» **Given request**:
Identify and copy all lines of the material where the string "defective" is found.

» **Dataset items**:
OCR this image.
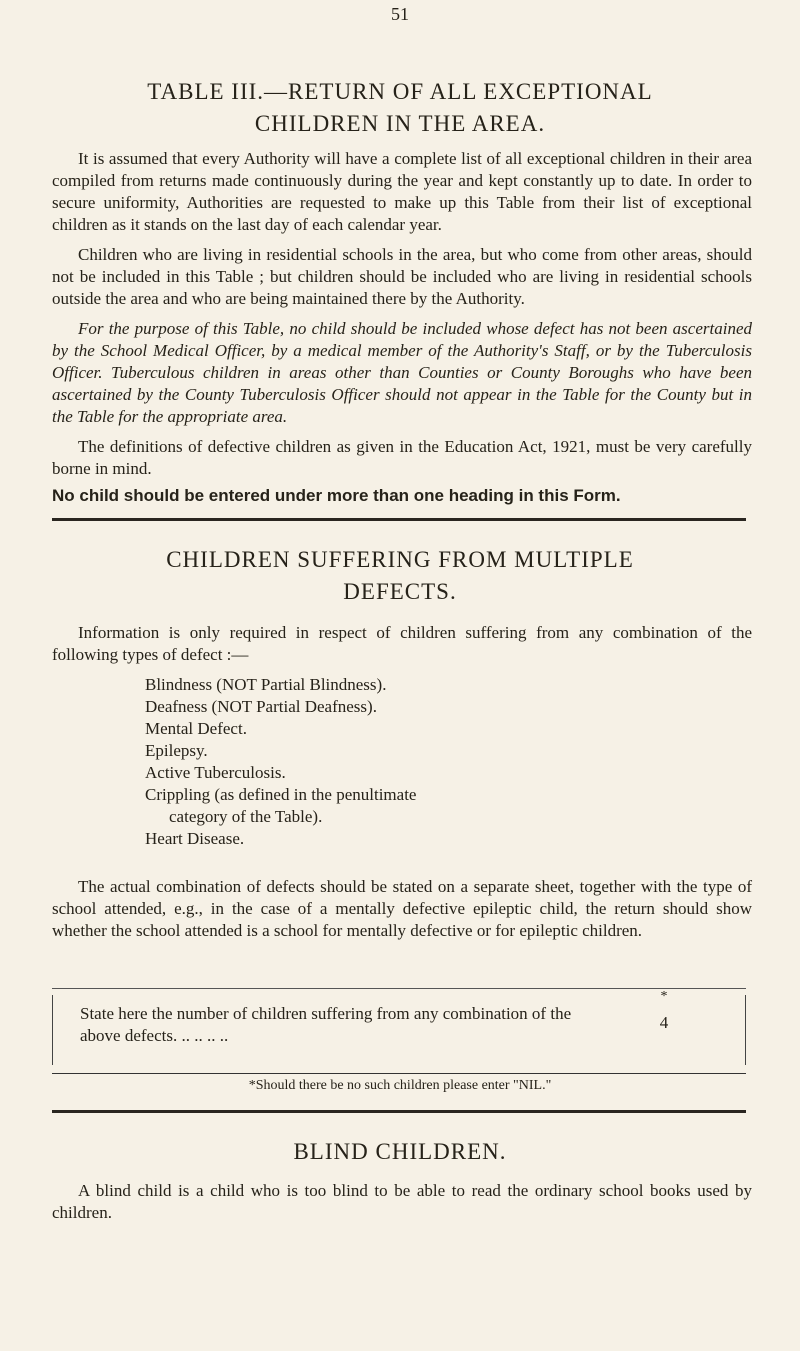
51
TABLE III.—RETURN OF ALL EXCEPTIONAL
CHILDREN IN THE AREA.

It is assumed that every Authority will have a complete list of all exceptional children in their area compiled from returns made continuously during the year and kept constantly up to date. In order to secure uniformity, Authorities are requested to make up this Table from their list of exceptional children as it stands on the last day of each calendar year.

Children who are living in residential schools in the area, but who come from other areas, should not be included in this Table ; but children should be included who are living in residential schools outside the area and who are being maintained there by the Authority.

For the purpose of this Table, no child should be included whose defect has not been ascertained by the School Medical Officer, by a medical member of the Authority's Staff, or by the Tuberculosis Officer. Tuberculous children in areas other than Counties or County Boroughs who have been ascertained by the County Tuberculosis Officer should not appear in the Table for the County but in the Table for the appropriate area.

The definitions of defective children as given in the Education Act, 1921, must be very carefully borne in mind.

No child should be entered under more than one heading in this Form.
CHILDREN SUFFERING FROM MULTIPLE
DEFECTS.

Information is only required in respect of children suffering from any combination of the following types of defect :—

Blindness (NOT Partial Blindness).
Deafness (NOT Partial Deafness).
Mental Defect.
Epilepsy.
Active Tuberculosis.
Crippling (as defined in the penultimate
category of the Table).
Heart Disease.

The actual combination of defects should be stated on a separate sheet, together with the type of school attended, e.g., in the case of a mentally defective epileptic child, the return should show whether the school attended is a school for mentally defective or for epileptic children.

State here the number of children suffering from any combination of the above defects. .. .. .. ..
*
4
*Should there be no such children please enter "NIL."
BLIND CHILDREN.

A blind child is a child who is too blind to be able to read the ordinary school books used by children.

» **Written reply**:
The definitions of defective children as given in the Education Act, 1921, must be very carefully borne in mind.
The actual combination of defects should be stated on a separate sheet, together with the type of school attended, e.g., in the case of a mentally defective epileptic child, the return should show whether the school attended is a school for mentally defective or for epileptic children.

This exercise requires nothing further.